GIVEN TASK: Retype all of the entries word for word.

━━━ MATERIAL PROVIDED ━━━

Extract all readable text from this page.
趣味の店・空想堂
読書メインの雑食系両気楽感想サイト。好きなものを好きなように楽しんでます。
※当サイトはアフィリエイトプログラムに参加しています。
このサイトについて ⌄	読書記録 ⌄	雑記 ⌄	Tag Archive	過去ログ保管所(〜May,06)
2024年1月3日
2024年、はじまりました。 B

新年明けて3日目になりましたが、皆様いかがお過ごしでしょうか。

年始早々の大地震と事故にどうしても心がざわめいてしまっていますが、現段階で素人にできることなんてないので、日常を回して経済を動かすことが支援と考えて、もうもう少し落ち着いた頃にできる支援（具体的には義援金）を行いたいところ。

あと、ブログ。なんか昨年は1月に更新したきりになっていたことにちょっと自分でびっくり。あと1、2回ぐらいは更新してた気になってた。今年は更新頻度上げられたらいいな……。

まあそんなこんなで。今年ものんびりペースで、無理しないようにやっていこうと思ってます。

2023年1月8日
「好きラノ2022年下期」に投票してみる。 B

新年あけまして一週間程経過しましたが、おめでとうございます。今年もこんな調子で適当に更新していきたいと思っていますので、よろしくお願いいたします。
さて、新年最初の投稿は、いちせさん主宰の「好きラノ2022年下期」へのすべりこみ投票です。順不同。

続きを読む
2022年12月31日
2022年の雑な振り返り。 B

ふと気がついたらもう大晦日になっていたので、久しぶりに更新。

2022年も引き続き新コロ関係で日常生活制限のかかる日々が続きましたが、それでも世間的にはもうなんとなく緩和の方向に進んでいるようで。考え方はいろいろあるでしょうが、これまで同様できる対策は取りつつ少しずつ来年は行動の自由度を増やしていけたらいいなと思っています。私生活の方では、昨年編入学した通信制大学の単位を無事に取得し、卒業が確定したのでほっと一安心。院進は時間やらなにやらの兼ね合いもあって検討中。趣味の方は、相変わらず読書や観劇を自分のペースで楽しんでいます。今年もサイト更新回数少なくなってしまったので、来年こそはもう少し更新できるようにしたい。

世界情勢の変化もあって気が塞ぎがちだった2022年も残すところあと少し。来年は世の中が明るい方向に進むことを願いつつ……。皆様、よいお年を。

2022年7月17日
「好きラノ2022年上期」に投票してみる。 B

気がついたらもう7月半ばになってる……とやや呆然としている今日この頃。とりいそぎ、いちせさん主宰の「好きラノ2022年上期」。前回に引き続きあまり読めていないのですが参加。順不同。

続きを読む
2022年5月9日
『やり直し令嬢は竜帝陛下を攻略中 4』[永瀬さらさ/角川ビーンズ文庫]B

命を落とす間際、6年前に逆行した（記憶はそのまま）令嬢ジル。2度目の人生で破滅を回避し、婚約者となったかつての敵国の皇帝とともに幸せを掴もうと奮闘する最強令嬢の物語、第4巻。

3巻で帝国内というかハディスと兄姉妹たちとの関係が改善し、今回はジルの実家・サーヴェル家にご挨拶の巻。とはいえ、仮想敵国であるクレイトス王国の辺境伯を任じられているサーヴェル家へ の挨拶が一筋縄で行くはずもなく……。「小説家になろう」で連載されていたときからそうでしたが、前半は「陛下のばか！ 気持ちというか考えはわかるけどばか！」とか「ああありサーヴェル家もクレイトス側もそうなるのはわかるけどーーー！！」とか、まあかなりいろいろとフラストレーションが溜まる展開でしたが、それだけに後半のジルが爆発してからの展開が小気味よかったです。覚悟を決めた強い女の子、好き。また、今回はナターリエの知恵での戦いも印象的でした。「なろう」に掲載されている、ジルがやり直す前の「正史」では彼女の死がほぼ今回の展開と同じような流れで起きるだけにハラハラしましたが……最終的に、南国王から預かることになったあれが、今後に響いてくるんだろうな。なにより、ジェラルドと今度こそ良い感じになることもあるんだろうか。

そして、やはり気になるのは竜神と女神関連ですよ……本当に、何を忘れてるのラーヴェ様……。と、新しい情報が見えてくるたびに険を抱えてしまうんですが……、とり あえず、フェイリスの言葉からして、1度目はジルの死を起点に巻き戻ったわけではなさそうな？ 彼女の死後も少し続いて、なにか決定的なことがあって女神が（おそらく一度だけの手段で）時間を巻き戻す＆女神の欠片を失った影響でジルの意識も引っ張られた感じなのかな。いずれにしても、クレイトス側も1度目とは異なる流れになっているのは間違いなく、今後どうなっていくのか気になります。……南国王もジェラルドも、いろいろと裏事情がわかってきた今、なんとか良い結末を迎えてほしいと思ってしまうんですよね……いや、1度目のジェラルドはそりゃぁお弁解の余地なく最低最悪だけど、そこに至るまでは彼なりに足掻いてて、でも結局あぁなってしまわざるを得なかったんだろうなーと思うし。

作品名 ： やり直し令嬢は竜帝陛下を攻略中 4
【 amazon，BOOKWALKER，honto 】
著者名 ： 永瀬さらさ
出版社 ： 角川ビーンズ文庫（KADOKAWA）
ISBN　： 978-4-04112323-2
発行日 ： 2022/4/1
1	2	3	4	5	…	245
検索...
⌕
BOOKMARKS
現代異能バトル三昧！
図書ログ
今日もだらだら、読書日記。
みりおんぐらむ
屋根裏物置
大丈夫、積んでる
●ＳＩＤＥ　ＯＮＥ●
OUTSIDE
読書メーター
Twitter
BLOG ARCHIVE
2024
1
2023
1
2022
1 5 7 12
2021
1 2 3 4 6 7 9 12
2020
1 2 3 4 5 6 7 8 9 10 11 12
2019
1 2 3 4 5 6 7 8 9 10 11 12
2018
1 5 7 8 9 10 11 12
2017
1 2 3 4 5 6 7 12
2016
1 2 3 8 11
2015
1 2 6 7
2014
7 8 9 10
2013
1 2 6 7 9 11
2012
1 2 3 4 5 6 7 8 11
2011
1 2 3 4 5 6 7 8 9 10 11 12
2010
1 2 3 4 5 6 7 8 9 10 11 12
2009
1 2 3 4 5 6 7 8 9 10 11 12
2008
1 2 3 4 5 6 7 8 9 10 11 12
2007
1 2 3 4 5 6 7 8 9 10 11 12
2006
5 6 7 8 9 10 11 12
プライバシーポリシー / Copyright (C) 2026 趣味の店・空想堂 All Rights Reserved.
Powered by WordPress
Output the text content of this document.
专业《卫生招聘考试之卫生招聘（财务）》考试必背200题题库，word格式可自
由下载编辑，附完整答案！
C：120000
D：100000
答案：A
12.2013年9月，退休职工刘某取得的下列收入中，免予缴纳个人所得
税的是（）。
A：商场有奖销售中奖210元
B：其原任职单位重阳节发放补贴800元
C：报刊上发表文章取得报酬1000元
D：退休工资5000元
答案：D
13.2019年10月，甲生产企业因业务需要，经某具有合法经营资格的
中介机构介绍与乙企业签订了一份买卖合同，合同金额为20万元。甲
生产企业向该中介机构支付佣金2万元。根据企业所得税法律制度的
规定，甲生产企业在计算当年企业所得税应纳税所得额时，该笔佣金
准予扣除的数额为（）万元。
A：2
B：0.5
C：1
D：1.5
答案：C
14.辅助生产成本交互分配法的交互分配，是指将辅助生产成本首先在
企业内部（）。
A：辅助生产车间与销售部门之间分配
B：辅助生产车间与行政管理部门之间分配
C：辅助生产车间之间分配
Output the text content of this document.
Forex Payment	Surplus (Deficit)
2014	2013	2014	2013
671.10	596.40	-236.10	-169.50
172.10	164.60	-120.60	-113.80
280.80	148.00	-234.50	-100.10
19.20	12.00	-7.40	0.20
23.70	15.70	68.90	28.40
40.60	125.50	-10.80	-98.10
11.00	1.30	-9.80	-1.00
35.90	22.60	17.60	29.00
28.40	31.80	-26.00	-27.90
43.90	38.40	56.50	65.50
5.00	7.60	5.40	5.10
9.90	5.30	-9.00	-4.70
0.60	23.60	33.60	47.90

━━━

EXERCISE OUTPUT:
Extract all readable text from this page.
趣味の店・空想堂
読書メインの雑食系両気楽感想サイト。好きなものを好きなように楽しんでます。
※当サイトはアフィリエイトプログラムに参加しています。
このサイトについて ⌄	読書記録 ⌄	雑記 ⌄	Tag Archive	過去ログ保管所(〜May,06)
2024年1月3日
2024年、はじまりました。 B

新年明けて3日目になりましたが、皆様いかがお過ごしでしょうか。

年始早々の大地震と事故にどうしても心がざわめいてしまっていますが、現段階で素人にできることなんてないので、日常を回して経済を動かすことが支援と考えて、もうもう少し落ち着いた頃にできる支援（具体的には義援金）を行いたいところ。

あと、ブログ。なんか昨年は1月に更新したきりになっていたことにちょっと自分でびっくり。あと1、2回ぐらいは更新してた気になってた。今年は更新頻度上げられたらいいな……。

まあそんなこんなで。今年ものんびりペースで、無理しないようにやっていこうと思ってます。

2023年1月8日
「好きラノ2022年下期」に投票してみる。 B

新年あけまして一週間程経過しましたが、おめでとうございます。今年もこんな調子で適当に更新していきたいと思っていますので、よろしくお願いいたします。
さて、新年最初の投稿は、いちせさん主宰の「好きラノ2022年下期」へのすべりこみ投票です。順不同。

続きを読む
2022年12月31日
2022年の雑な振り返り。 B

ふと気がついたらもう大晦日になっていたので、久しぶりに更新。

2022年も引き続き新コロ関係で日常生活制限のかかる日々が続きましたが、それでも世間的にはもうなんとなく緩和の方向に進んでいるようで。考え方はいろいろあるでしょうが、これまで同様できる対策は取りつつ少しずつ来年は行動の自由度を増やしていけたらいいなと思っています。私生活の方では、昨年編入学した通信制大学の単位を無事に取得し、卒業が確定したのでほっと一安心。院進は時間やらなにやらの兼ね合いもあって検討中。趣味の方は、相変わらず読書や観劇を自分のペースで楽しんでいます。今年もサイト更新回数少なくなってしまったので、来年こそはもう少し更新できるようにしたい。

世界情勢の変化もあって気が塞ぎがちだった2022年も残すところあと少し。来年は世の中が明るい方向に進むことを願いつつ……。皆様、よいお年を。

2022年7月17日
「好きラノ2022年上期」に投票してみる。 B

気がついたらもう7月半ばになってる……とやや呆然としている今日この頃。とりいそぎ、いちせさん主宰の「好きラノ2022年上期」。前回に引き続きあまり読めていないのですが参加。順不同。

続きを読む
2022年5月9日
『やり直し令嬢は竜帝陛下を攻略中 4』[永瀬さらさ/角川ビーンズ文庫]B

命を落とす間際、6年前に逆行した（記憶はそのまま）令嬢ジル。2度目の人生で破滅を回避し、婚約者となったかつての敵国の皇帝とともに幸せを掴もうと奮闘する最強令嬢の物語、第4巻。

3巻で帝国内というかハディスと兄姉妹たちとの関係が改善し、今回はジルの実家・サーヴェル家にご挨拶の巻。とはいえ、仮想敵国であるクレイトス王国の辺境伯を任じられているサーヴェル家へ の挨拶が一筋縄で行くはずもなく……。「小説家になろう」で連載されていたときからそうでしたが、前半は「陛下のばか！ 気持ちというか考えはわかるけどばか！」とか「ああありサーヴェル家もクレイトス側もそうなるのはわかるけどーーー！！」とか、まあかなりいろいろとフラストレーションが溜まる展開でしたが、それだけに後半のジルが爆発してからの展開が小気味よかったです。覚悟を決めた強い女の子、好き。また、今回はナターリエの知恵での戦いも印象的でした。「なろう」に掲載されている、ジルがやり直す前の「正史」では彼女の死がほぼ今回の展開と同じような流れで起きるだけにハラハラしましたが……最終的に、南国王から預かることになったあれが、今後に響いてくるんだろうな。なにより、ジェラルドと今度こそ良い感じになることもあるんだろうか。

そして、やはり気になるのは竜神と女神関連ですよ……本当に、何を忘れてるのラーヴェ様……。と、新しい情報が見えてくるたびに険を抱えてしまうんですが……、とり あえず、フェイリスの言葉からして、1度目はジルの死を起点に巻き戻ったわけではなさそうな？ 彼女の死後も少し続いて、なにか決定的なことがあって女神が（おそらく一度だけの手段で）時間を巻き戻す＆女神の欠片を失った影響でジルの意識も引っ張られた感じなのかな。いずれにしても、クレイトス側も1度目とは異なる流れになっているのは間違いなく、今後どうなっていくのか気になります。……南国王もジェラルドも、いろいろと裏事情がわかってきた今、なんとか良い結末を迎えてほしいと思ってしまうんですよね……いや、1度目のジェラルドはそりゃぁお弁解の余地なく最低最悪だけど、そこに至るまでは彼なりに足掻いてて、でも結局あぁなってしまわざるを得なかったんだろうなーと思うし。

作品名 ： やり直し令嬢は竜帝陛下を攻略中 4
【 amazon，BOOKWALKER，honto 】
著者名 ： 永瀬さらさ
出版社 ： 角川ビーンズ文庫（KADOKAWA）
ISBN　： 978-4-04112323-2
発行日 ： 2022/4/1
1	2	3	4	5	…	245
検索...
⌕
BOOKMARKS
現代異能バトル三昧！
図書ログ
今日もだらだら、読書日記。
みりおんぐらむ
屋根裏物置
大丈夫、積んでる
●ＳＩＤＥ　ＯＮＥ●
OUTSIDE
読書メーター
Twitter
BLOG ARCHIVE
2024
1
2023
1
2022
1 5 7 12
2021
1 2 3 4 6 7 9 12
2020
1 2 3 4 5 6 7 8 9 10 11 12
2019
1 2 3 4 5 6 7 8 9 10 11 12
2018
1 5 7 8 9 10 11 12
2017
1 2 3 4 5 6 7 12
2016
1 2 3 8 11
2015
1 2 6 7
2014
7 8 9 10
2013
1 2 6 7 9 11
2012
1 2 3 4 5 6 7 8 11
2011
1 2 3 4 5 6 7 8 9 10 11 12
2010
1 2 3 4 5 6 7 8 9 10 11 12
2009
1 2 3 4 5 6 7 8 9 10 11 12
2008
1 2 3 4 5 6 7 8 9 10 11 12
2007
1 2 3 4 5 6 7 8 9 10 11 12
2006
5 6 7 8 9 10 11 12
プライバシーポリシー / Copyright (C) 2026 趣味の店・空想堂 All Rights Reserved.
Powered by WordPress
Output the text content of this document.
专业《卫生招聘考试之卫生招聘（财务）》考试必背200题题库，word格式可自
由下载编辑，附完整答案！
C：120000
D：100000
答案：A
12.2013年9月，退休职工刘某取得的下列收入中，免予缴纳个人所得
税的是（）。
A：商场有奖销售中奖210元
B：其原任职单位重阳节发放补贴800元
C：报刊上发表文章取得报酬1000元
D：退休工资5000元
答案：D
13.2019年10月，甲生产企业因业务需要，经某具有合法经营资格的
中介机构介绍与乙企业签订了一份买卖合同，合同金额为20万元。甲
生产企业向该中介机构支付佣金2万元。根据企业所得税法律制度的
规定，甲生产企业在计算当年企业所得税应纳税所得额时，该笔佣金
准予扣除的数额为（）万元。
A：2
B：0.5
C：1
D：1.5
答案：C
14.辅助生产成本交互分配法的交互分配，是指将辅助生产成本首先在
企业内部（）。
A：辅助生产车间与销售部门之间分配
B：辅助生产车间与行政管理部门之间分配
C：辅助生产车间之间分配
Output the text content of this document.
Forex Payment	Surplus (Deficit)
2014	2013	2014	2013
671.10	596.40	-236.10	-169.50
172.10	164.60	-120.60	-113.80
280.80	148.00	-234.50	-100.10
19.20	12.00	-7.40	0.20
23.70	15.70	68.90	28.40
40.60	125.50	-10.80	-98.10
11.00	1.30	-9.80	-1.00
35.90	22.60	17.60	29.00
28.40	31.80	-26.00	-27.90
43.90	38.40	56.50	65.50
5.00	7.60	5.40	5.10
9.90	5.30	-9.00	-4.70
0.60	23.60	33.60	47.90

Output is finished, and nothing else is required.